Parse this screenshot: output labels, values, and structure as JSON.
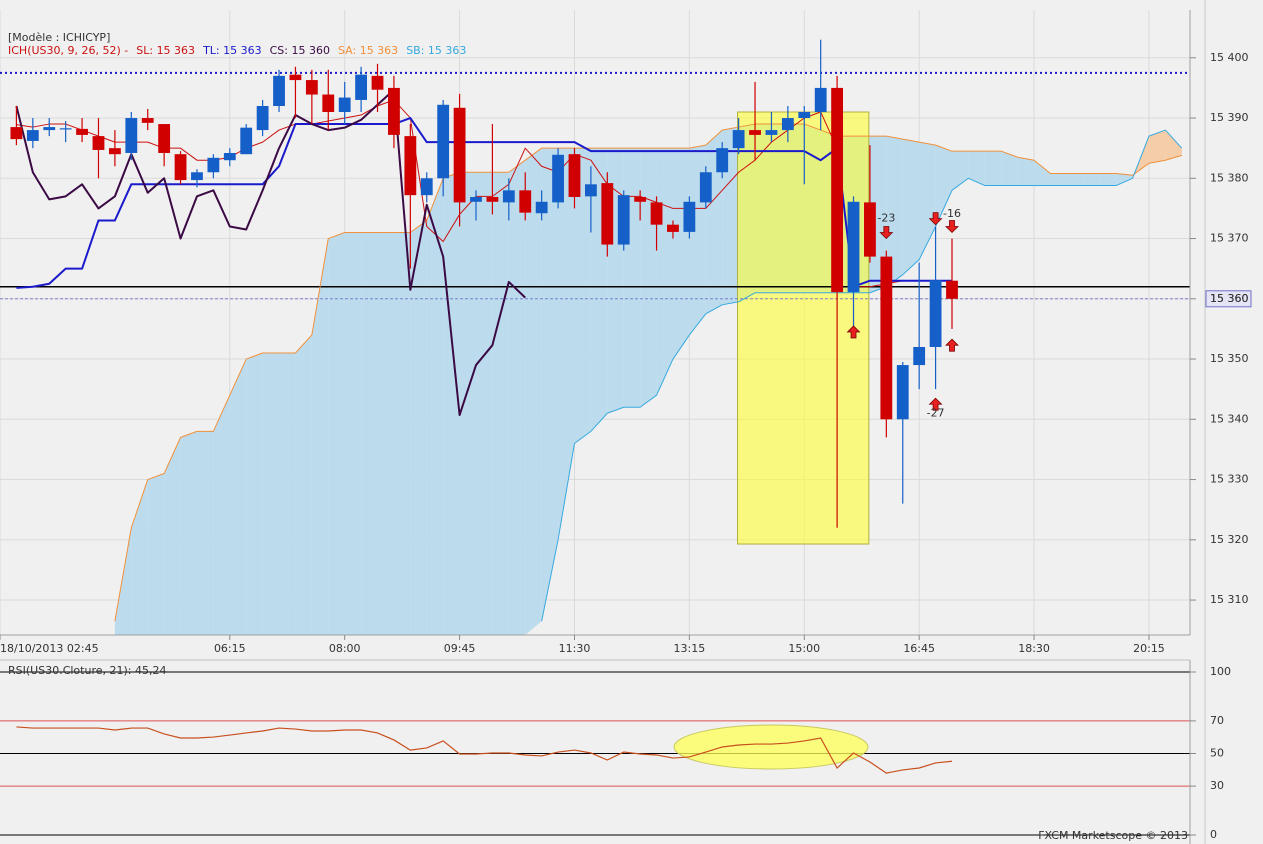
{
  "chart_data": [
    {
      "type": "candlestick",
      "title": "[Modèle : ICHICYP]",
      "subtitle": "ICH(US30, 9, 26, 52) -",
      "x": [
        180,
        195,
        210,
        225,
        240,
        255,
        270,
        285,
        300,
        315,
        330,
        345,
        360,
        375,
        390,
        405,
        420,
        435,
        450,
        465,
        480,
        495,
        510,
        525,
        540,
        555,
        570,
        585,
        600,
        615,
        630,
        645,
        660,
        675,
        690,
        705,
        720,
        735,
        750,
        765,
        780,
        795,
        810,
        825,
        840,
        855,
        870,
        885,
        900,
        915,
        930,
        945,
        960,
        975,
        990,
        1005,
        1020,
        1035,
        1050,
        1065,
        1080,
        1095,
        1110,
        1125,
        1140,
        1155,
        1170,
        1185,
        1200,
        1215,
        1230,
        1245
      ],
      "open": [
        15388.5,
        15386.2,
        15388,
        15388.2,
        15388.2,
        15387,
        15385,
        15384.2,
        15390,
        15389,
        15384,
        15379.7,
        15381,
        15383,
        15384,
        15388,
        15392,
        15397.2,
        15396.3,
        15393.9,
        15391,
        15393,
        15397,
        15395,
        15387,
        15377.2,
        15380,
        15391.7,
        15376.1,
        15376.9,
        15376,
        15378,
        15374.2,
        15376,
        15384,
        15377,
        15379.2,
        15369,
        15376.9,
        15376,
        15372.3,
        15371.1,
        15376,
        15381,
        15385,
        15388,
        15387.2,
        15388,
        15390,
        15391,
        15395,
        15361.1,
        15376,
        15367,
        15340,
        15349,
        15352,
        15363,
        null,
        null,
        null,
        null,
        null,
        null,
        null,
        null,
        null,
        null,
        null,
        null,
        null,
        null
      ],
      "high": [
        15392,
        15390,
        15390,
        15389.5,
        15390,
        15390,
        15388,
        15391,
        15391.5,
        15389,
        15384.5,
        15381.5,
        15384,
        15385,
        15389,
        15393,
        15398,
        15398.5,
        15398,
        15398,
        15396,
        15398.5,
        15399,
        15397,
        15389,
        15381,
        15393,
        15394,
        15378,
        15389,
        15380,
        15381,
        15378,
        15385,
        15385,
        15382,
        15381,
        15378,
        15378,
        15377,
        15373,
        15377,
        15382,
        15386,
        15390,
        15396,
        15391,
        15392,
        15392,
        15403,
        15397,
        15377,
        15385.5,
        15368,
        15349.5,
        15366,
        15372,
        15370,
        null,
        null,
        null,
        null,
        null,
        null,
        null,
        null,
        null,
        null,
        null,
        null,
        null,
        null
      ],
      "low": [
        15385.5,
        15385,
        15387,
        15386,
        15386,
        15380,
        15382,
        15383,
        15388,
        15382,
        15379,
        15378.5,
        15380,
        15382,
        15384,
        15387,
        15391,
        15390,
        15389,
        15388,
        15389,
        15391,
        15391,
        15385,
        15365,
        15376,
        15377,
        15372,
        15373,
        15374,
        15373,
        15373,
        15373,
        15375,
        15375,
        15371,
        15367,
        15368,
        15373,
        15368,
        15370,
        15370,
        15375,
        15380,
        15384,
        15383,
        15386,
        15386,
        15379,
        15388,
        15322,
        15355,
        15366,
        15337,
        15326,
        15345,
        15345,
        15355,
        null,
        null,
        null,
        null,
        null,
        null,
        null,
        null,
        null,
        null,
        null,
        null,
        null,
        null
      ],
      "close": [
        15386.5,
        15388,
        15388.5,
        15388.3,
        15387.2,
        15384.7,
        15384,
        15390,
        15389.2,
        15384.2,
        15379.7,
        15381,
        15383.4,
        15384.2,
        15388.4,
        15392,
        15397,
        15396.3,
        15393.9,
        15391,
        15393.4,
        15397.2,
        15394.7,
        15387.2,
        15377.2,
        15380,
        15392.2,
        15376,
        15376.9,
        15376.1,
        15378,
        15374.3,
        15376.1,
        15383.9,
        15376.9,
        15379,
        15369,
        15377.2,
        15376.1,
        15372.3,
        15371.1,
        15376.1,
        15381,
        15385,
        15388,
        15387.2,
        15388,
        15390,
        15391,
        15395,
        15361.1,
        15376.1,
        15367,
        15340,
        15349,
        15352,
        15363.1,
        15360,
        null,
        null,
        null,
        null,
        null,
        null,
        null,
        null,
        null,
        null,
        null,
        null,
        null,
        null
      ],
      "up_color": "#1560c8",
      "down_color": "#d00000",
      "series": [
        {
          "name": "SA: 15 363",
          "role": "senkou-a",
          "color": "#f0903a",
          "width": 1,
          "values": [
            null,
            null,
            null,
            null,
            null,
            null,
            15306.5,
            15322,
            15330,
            15331,
            15337,
            15338,
            15338,
            15344,
            15350,
            15351,
            15351,
            15351,
            15354,
            15370,
            15371,
            15371,
            15371,
            15371,
            15371,
            15373,
            15380,
            15381,
            15381,
            15381,
            15381,
            15383,
            15385,
            15385,
            15385,
            15385,
            15385,
            15385,
            15385,
            15385,
            15385,
            15385,
            15385.5,
            15388,
            15388.5,
            15389,
            15389,
            15389,
            15389,
            15388,
            15387,
            15387,
            15387,
            15387,
            15386.5,
            15386,
            15385.5,
            15384.5,
            15384.5,
            15384.5,
            15384.5,
            15383.5,
            15383,
            15380.8,
            15380.8,
            15380.8,
            15380.8,
            15380.8,
            15380.5,
            15382.5,
            15383,
            15383.8
          ]
        },
        {
          "name": "SB: 15 363",
          "role": "senkou-b",
          "color": "#36a9df",
          "width": 1,
          "values": [
            null,
            null,
            null,
            null,
            null,
            null,
            null,
            null,
            null,
            null,
            null,
            null,
            null,
            null,
            null,
            null,
            null,
            null,
            null,
            null,
            null,
            null,
            null,
            null,
            null,
            null,
            null,
            null,
            null,
            null,
            null,
            null,
            15306.5,
            15320,
            15336,
            15338,
            15341,
            15342,
            15342,
            15344,
            15350,
            15354,
            15357.5,
            15359,
            15359.5,
            15361,
            15361,
            15361,
            15361,
            15361,
            15361,
            15361,
            15361,
            15362,
            15364,
            15366.5,
            15372,
            15378,
            15380,
            15378.8,
            15378.8,
            15378.8,
            15378.8,
            15378.8,
            15378.8,
            15378.8,
            15378.8,
            15378.8,
            15380,
            15387,
            15388,
            15385
          ]
        },
        {
          "name": "SL: 15 363",
          "color": "#cc1111",
          "width": 1,
          "values": [
            15388.9,
            15388.5,
            15389,
            15389,
            15388,
            15387,
            15386,
            15386,
            15386,
            15385,
            15385,
            15383,
            15383,
            15383.5,
            15385,
            15386,
            15388,
            15389,
            15389,
            15389.5,
            15390,
            15390.5,
            15392,
            15393,
            15390,
            15372,
            15369.5,
            15374,
            15377,
            15377,
            15379,
            15385,
            15382,
            15381,
            15384,
            15383,
            15379,
            15377,
            15377,
            15376,
            15375,
            15375,
            15375,
            15378,
            15381,
            15383,
            15386,
            15388,
            15390,
            15391,
            15385,
            15362,
            15362,
            15362.5,
            15363,
            15363,
            15363,
            15363,
            null,
            null,
            null,
            null,
            null,
            null,
            null,
            null,
            null,
            null,
            null,
            null,
            null,
            null
          ]
        },
        {
          "name": "TL: 15 363",
          "color": "#1a1acc",
          "width": 2,
          "values": [
            15361.8,
            15362,
            15362.5,
            15365,
            15365,
            15373,
            15373,
            15379,
            15379,
            15379,
            15379,
            15379,
            15379,
            15379,
            15379,
            15379,
            15382,
            15389,
            15389,
            15389,
            15389,
            15389,
            15389,
            15389,
            15390,
            15386,
            15386,
            15386,
            15386,
            15386,
            15386,
            15386,
            15386,
            15386,
            15386,
            15384.5,
            15384.5,
            15384.5,
            15384.5,
            15384.5,
            15384.5,
            15384.5,
            15384.5,
            15384.5,
            15384.5,
            15384.5,
            15384.5,
            15384.5,
            15384.5,
            15383,
            15385,
            15362,
            15363,
            15363,
            15363,
            15363,
            15363,
            15363,
            null,
            null,
            null,
            null,
            null,
            null,
            null,
            null,
            null,
            null,
            null,
            null,
            null,
            null
          ]
        },
        {
          "name": "CS: 15 360",
          "color": "#3b0a45",
          "width": 2,
          "values": [
            15392,
            15381,
            15376.5,
            15377,
            15379,
            15375,
            15377,
            15384,
            15377.6,
            15380,
            15370,
            15377,
            15378,
            15372,
            15371.5,
            15378,
            15385,
            15390.5,
            15389,
            15388,
            15388.4,
            15389.7,
            15392.2,
            15394.7,
            15361.5,
            15375.6,
            15367,
            15340.7,
            15349,
            15352.3,
            15362.8,
            15360.2,
            null,
            null,
            null,
            null,
            null,
            null,
            null,
            null,
            null,
            null,
            null,
            null,
            null,
            null,
            null,
            null,
            null,
            null,
            null,
            null,
            null,
            null,
            null,
            null,
            null,
            null,
            null,
            null,
            null,
            null,
            null,
            null,
            null,
            null,
            null,
            null,
            null,
            null,
            null,
            null
          ]
        }
      ],
      "cloud_colors": [
        "#bcdcee",
        "#f5cda9"
      ],
      "xlim": [
        165,
        1252.5
      ],
      "ylim": [
        15304.2,
        15407.1
      ],
      "xticks": [
        {
          "value": 165,
          "label": "18/10/2013 02:45"
        },
        {
          "value": 375,
          "label": "06:15"
        },
        {
          "value": 480,
          "label": "08:00"
        },
        {
          "value": 585,
          "label": "09:45"
        },
        {
          "value": 690,
          "label": "11:30"
        },
        {
          "value": 795,
          "label": "13:15"
        },
        {
          "value": 900,
          "label": "15:00"
        },
        {
          "value": 1005,
          "label": "16:45"
        },
        {
          "value": 1110,
          "label": "18:30"
        },
        {
          "value": 1215,
          "label": "20:15"
        }
      ],
      "yticks": [
        {
          "value": 15400,
          "label": "15 400"
        },
        {
          "value": 15390,
          "label": "15 390"
        },
        {
          "value": 15380,
          "label": "15 380"
        },
        {
          "value": 15370,
          "label": "15 370"
        },
        {
          "value": 15360,
          "label": "15 360"
        },
        {
          "value": 15350,
          "label": "15 350"
        },
        {
          "value": 15340,
          "label": "15 340"
        },
        {
          "value": 15330,
          "label": "15 330"
        },
        {
          "value": 15320,
          "label": "15 320"
        },
        {
          "value": 15310,
          "label": "15 310"
        }
      ],
      "grid": true,
      "hlines": [
        {
          "value": 15397.5,
          "color": "#1a1acc",
          "style": "dotted"
        },
        {
          "value": 15362,
          "color": "#000000",
          "style": "solid"
        }
      ],
      "last_price": {
        "value": 15360,
        "label": "15 360",
        "color": "#7070c8"
      },
      "highlight": {
        "x": [
          839,
          959
        ],
        "y": [
          15391,
          15319.3
        ],
        "color": "#ffff33"
      },
      "signals": [
        {
          "x": 945,
          "y": 15354.5,
          "direction": "up"
        },
        {
          "x": 975,
          "y": 15371,
          "direction": "down"
        },
        {
          "x": 1020,
          "y": 15373.3,
          "direction": "down"
        },
        {
          "x": 1035,
          "y": 15372,
          "direction": "down"
        },
        {
          "x": 1020,
          "y": 15342.5,
          "direction": "up"
        },
        {
          "x": 1035,
          "y": 15352.3,
          "direction": "up"
        }
      ],
      "annotations": [
        {
          "text": "-23",
          "x": 975,
          "y": 15373.3
        },
        {
          "text": "-16",
          "x": 1035,
          "y": 15374.1
        },
        {
          "text": "-27",
          "x": 1020,
          "y": 15341
        }
      ]
    },
    {
      "type": "line",
      "title": "RSI(US30.Cloture, 21): 45,24",
      "color": "#c8501e",
      "x": [
        180,
        195,
        210,
        225,
        240,
        255,
        270,
        285,
        300,
        315,
        330,
        345,
        360,
        375,
        390,
        405,
        420,
        435,
        450,
        465,
        480,
        495,
        510,
        525,
        540,
        555,
        570,
        585,
        600,
        615,
        630,
        645,
        660,
        675,
        690,
        705,
        720,
        735,
        750,
        765,
        780,
        795,
        810,
        825,
        840,
        855,
        870,
        885,
        900,
        915,
        930,
        945,
        960,
        975,
        990,
        1005,
        1020,
        1035
      ],
      "values": [
        66.3,
        65.6,
        65.6,
        65.6,
        65.6,
        65.6,
        64.4,
        65.6,
        65.6,
        62,
        59.5,
        59.5,
        60.1,
        61.3,
        62.6,
        63.8,
        65.6,
        65,
        63.8,
        63.8,
        64.4,
        64.4,
        62.6,
        58.3,
        52.1,
        53.4,
        57.7,
        49.7,
        49.7,
        50.3,
        50.3,
        49.1,
        48.5,
        50.9,
        52.1,
        50.3,
        46,
        50.9,
        49.7,
        49.1,
        47.2,
        47.9,
        50.9,
        54,
        55.2,
        55.8,
        55.8,
        56.4,
        57.7,
        59.5,
        41.1,
        50.3,
        44.8,
        38,
        39.9,
        41.1,
        44.2,
        45.24
      ],
      "xlim": [
        165,
        1252.5
      ],
      "ylim": [
        0,
        100
      ],
      "yticks": [
        100,
        70,
        50,
        30,
        0
      ],
      "tick_line_colors": [
        "#000000",
        "#e05050",
        "#000000",
        "#e05050",
        "#000000"
      ]
    }
  ],
  "footer": "FXCM Marketscope © 2013"
}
===
## TASK TO CARRY OUT
Across the material above, how many lines include the string "name"? Only the number is wanted.

## COMPLETED EXERCISE
5